• [TO BE DONE]
The records below are split into lines. How many of those lines contain the string "plug"? Reply with the number only.

Dataset entries:

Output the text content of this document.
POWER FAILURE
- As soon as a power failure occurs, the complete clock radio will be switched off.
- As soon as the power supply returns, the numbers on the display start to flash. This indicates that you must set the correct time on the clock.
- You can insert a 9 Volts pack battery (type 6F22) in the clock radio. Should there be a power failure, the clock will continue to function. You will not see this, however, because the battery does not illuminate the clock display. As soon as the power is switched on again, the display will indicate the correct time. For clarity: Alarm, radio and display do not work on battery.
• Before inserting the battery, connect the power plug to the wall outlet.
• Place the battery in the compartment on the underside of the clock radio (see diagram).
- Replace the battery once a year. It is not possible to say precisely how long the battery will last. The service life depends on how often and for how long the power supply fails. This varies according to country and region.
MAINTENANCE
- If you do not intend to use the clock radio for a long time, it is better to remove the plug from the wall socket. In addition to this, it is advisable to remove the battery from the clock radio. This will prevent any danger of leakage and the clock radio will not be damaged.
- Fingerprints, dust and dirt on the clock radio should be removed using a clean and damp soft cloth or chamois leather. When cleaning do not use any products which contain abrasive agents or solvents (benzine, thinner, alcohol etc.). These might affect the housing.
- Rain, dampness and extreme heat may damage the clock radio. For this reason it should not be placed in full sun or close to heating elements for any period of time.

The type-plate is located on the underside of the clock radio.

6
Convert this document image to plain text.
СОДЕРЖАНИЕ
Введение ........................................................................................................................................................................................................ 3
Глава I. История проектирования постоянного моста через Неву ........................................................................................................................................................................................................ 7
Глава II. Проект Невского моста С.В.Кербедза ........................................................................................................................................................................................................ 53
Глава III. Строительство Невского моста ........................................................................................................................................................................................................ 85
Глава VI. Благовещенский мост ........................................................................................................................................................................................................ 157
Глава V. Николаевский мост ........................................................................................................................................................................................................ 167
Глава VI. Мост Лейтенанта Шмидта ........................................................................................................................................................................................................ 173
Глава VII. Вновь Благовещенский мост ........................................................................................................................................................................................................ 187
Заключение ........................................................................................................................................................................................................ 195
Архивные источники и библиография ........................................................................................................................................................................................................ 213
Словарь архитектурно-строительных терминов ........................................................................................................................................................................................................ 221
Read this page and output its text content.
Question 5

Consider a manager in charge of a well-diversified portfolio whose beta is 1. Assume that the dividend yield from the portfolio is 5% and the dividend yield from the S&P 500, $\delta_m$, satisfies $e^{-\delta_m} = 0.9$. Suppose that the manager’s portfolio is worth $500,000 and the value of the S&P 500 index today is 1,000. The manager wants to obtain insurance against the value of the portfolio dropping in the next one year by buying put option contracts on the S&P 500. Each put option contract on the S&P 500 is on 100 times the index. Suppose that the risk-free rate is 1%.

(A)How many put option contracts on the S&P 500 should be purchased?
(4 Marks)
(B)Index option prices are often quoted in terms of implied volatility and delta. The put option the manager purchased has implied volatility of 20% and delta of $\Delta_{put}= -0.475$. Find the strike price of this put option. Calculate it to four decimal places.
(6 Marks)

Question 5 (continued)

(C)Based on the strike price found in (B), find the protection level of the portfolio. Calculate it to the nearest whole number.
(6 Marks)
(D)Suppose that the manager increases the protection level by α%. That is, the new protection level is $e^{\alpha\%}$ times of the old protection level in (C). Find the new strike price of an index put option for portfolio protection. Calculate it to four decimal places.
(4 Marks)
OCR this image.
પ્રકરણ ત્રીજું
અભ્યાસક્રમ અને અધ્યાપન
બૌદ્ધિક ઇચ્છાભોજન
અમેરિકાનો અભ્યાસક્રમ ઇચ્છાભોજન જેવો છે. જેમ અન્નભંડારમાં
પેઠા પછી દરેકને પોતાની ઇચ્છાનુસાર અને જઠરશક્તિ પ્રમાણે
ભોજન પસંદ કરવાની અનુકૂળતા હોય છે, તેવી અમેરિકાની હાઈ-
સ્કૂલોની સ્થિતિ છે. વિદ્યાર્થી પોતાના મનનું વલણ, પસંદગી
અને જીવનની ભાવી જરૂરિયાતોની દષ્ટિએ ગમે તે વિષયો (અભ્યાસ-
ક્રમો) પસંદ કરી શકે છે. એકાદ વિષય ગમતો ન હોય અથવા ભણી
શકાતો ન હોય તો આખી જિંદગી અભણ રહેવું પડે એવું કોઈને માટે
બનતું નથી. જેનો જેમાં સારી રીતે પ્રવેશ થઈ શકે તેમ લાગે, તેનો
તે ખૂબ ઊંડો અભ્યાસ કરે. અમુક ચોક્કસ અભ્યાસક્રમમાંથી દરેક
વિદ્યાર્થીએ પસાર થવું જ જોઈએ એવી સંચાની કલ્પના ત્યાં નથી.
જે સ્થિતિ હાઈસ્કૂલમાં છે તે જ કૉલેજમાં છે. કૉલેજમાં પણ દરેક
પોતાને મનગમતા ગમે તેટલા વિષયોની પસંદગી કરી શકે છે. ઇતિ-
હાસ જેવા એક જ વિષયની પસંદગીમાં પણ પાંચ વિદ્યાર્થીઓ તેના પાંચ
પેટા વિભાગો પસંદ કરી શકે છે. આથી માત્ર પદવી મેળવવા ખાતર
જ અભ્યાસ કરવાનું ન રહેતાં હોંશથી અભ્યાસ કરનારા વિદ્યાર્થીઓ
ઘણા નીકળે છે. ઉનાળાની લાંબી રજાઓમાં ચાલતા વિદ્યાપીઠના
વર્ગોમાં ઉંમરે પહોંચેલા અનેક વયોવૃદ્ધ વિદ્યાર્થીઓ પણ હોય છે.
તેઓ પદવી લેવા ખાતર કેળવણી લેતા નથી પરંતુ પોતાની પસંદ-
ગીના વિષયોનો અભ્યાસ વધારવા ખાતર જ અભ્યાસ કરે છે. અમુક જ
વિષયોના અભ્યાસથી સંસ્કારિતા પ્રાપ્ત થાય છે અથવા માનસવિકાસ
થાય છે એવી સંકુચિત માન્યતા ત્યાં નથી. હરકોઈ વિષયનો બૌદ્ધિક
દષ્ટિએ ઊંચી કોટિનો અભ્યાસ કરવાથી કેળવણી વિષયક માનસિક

• [RESULT OF THE EXERCISE]
2